Goal: Print out the entries below with no edits.

Dataset rows:

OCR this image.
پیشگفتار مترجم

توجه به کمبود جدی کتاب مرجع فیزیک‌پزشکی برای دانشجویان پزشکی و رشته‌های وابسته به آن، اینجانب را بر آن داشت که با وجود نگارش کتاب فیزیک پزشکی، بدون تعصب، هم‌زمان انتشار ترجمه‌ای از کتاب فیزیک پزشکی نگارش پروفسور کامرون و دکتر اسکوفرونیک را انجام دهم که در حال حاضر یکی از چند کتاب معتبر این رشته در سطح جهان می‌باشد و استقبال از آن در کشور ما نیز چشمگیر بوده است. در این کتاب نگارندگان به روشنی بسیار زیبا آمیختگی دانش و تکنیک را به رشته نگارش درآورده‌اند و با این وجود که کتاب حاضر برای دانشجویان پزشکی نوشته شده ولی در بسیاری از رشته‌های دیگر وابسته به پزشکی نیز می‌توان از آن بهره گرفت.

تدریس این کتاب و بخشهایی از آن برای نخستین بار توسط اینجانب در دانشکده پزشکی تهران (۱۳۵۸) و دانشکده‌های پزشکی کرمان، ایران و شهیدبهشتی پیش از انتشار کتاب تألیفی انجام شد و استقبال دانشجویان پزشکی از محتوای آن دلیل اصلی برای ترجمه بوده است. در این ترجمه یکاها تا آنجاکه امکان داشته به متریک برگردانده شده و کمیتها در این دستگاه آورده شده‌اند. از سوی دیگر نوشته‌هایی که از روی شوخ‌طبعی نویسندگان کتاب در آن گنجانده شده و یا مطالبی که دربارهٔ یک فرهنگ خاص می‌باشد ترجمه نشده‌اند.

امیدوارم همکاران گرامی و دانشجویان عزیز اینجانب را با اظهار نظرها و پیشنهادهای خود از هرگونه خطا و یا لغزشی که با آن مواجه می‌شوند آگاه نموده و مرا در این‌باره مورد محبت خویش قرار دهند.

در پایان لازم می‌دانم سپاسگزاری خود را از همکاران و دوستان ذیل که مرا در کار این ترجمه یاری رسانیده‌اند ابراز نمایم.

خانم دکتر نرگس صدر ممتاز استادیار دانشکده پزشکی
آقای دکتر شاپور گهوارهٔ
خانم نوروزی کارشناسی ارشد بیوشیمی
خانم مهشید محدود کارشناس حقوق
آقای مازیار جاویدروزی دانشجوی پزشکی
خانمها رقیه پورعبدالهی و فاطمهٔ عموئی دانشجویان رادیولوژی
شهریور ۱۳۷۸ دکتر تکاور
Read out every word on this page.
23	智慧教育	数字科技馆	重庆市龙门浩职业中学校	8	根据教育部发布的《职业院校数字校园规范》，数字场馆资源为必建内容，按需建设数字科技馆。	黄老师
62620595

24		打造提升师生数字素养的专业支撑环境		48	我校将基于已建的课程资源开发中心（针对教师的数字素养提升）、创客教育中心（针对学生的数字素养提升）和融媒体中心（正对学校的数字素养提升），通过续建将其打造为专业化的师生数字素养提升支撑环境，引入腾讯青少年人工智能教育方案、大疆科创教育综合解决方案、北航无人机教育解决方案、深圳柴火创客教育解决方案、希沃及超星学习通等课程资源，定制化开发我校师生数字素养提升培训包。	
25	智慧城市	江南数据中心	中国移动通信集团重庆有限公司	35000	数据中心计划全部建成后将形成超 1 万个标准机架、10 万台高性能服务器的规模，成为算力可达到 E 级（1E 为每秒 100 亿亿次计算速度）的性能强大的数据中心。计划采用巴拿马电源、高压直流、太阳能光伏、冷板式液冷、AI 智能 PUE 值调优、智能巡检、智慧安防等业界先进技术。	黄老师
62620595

Task answer:
OCR this image.
پیشگفتار مترجم

توجه به کمبود جدی کتاب مرجع فیزیک‌پزشکی برای دانشجویان پزشکی و رشته‌های وابسته به آن، اینجانب را بر آن داشت که با وجود نگارش کتاب فیزیک پزشکی، بدون تعصب، هم‌زمان انتشار ترجمه‌ای از کتاب فیزیک پزشکی نگارش پروفسور کامرون و دکتر اسکوفرونیک را انجام دهم که در حال حاضر یکی از چند کتاب معتبر این رشته در سطح جهان می‌باشد و استقبال از آن در کشور ما نیز چشمگیر بوده است. در این کتاب نگارندگان به روشنی بسیار زیبا آمیختگی دانش و تکنیک را به رشته نگارش درآورده‌اند و با این وجود که کتاب حاضر برای دانشجویان پزشکی نوشته شده ولی در بسیاری از رشته‌های دیگر وابسته به پزشکی نیز می‌توان از آن بهره گرفت.

تدریس این کتاب و بخشهایی از آن برای نخستین بار توسط اینجانب در دانشکده پزشکی تهران (۱۳۵۸) و دانشکده‌های پزشکی کرمان، ایران و شهیدبهشتی پیش از انتشار کتاب تألیفی انجام شد و استقبال دانشجویان پزشکی از محتوای آن دلیل اصلی برای ترجمه بوده است. در این ترجمه یکاها تا آنجاکه امکان داشته به متریک برگردانده شده و کمیتها در این دستگاه آورده شده‌اند. از سوی دیگر نوشته‌هایی که از روی شوخ‌طبعی نویسندگان کتاب در آن گنجانده شده و یا مطالبی که دربارهٔ یک فرهنگ خاص می‌باشد ترجمه نشده‌اند.

امیدوارم همکاران گرامی و دانشجویان عزیز اینجانب را با اظهار نظرها و پیشنهادهای خود از هرگونه خطا و یا لغزشی که با آن مواجه می‌شوند آگاه نموده و مرا در این‌باره مورد محبت خویش قرار دهند.

در پایان لازم می‌دانم سپاسگزاری خود را از همکاران و دوستان ذیل که مرا در کار این ترجمه یاری رسانیده‌اند ابراز نمایم.

خانم دکتر نرگس صدر ممتاز استادیار دانشکده پزشکی
آقای دکتر شاپور گهوارهٔ
خانم نوروزی کارشناسی ارشد بیوشیمی
خانم مهشید محدود کارشناس حقوق
آقای مازیار جاویدروزی دانشجوی پزشکی
خانمها رقیه پورعبدالهی و فاطمهٔ عموئی دانشجویان رادیولوژی
شهریور ۱۳۷۸ دکتر تکاور
Read out every word on this page.
23	智慧教育	数字科技馆	重庆市龙门浩职业中学校	8	根据教育部发布的《职业院校数字校园规范》，数字场馆资源为必建内容，按需建设数字科技馆。	黄老师
62620595

24		打造提升师生数字素养的专业支撑环境		48	我校将基于已建的课程资源开发中心（针对教师的数字素养提升）、创客教育中心（针对学生的数字素养提升）和融媒体中心（正对学校的数字素养提升），通过续建将其打造为专业化的师生数字素养提升支撑环境，引入腾讯青少年人工智能教育方案、大疆科创教育综合解决方案、北航无人机教育解决方案、深圳柴火创客教育解决方案、希沃及超星学习通等课程资源，定制化开发我校师生数字素养提升培训包。	
25	智慧城市	江南数据中心	中国移动通信集团重庆有限公司	35000	数据中心计划全部建成后将形成超 1 万个标准机架、10 万台高性能服务器的规模，成为算力可达到 E 级（1E 为每秒 100 亿亿次计算速度）的性能强大的数据中心。计划采用巴拿马电源、高压直流、太阳能光伏、冷板式液冷、AI 智能 PUE 值调优、智能巡检、智慧安防等业界先进技术。	黄老师
62620595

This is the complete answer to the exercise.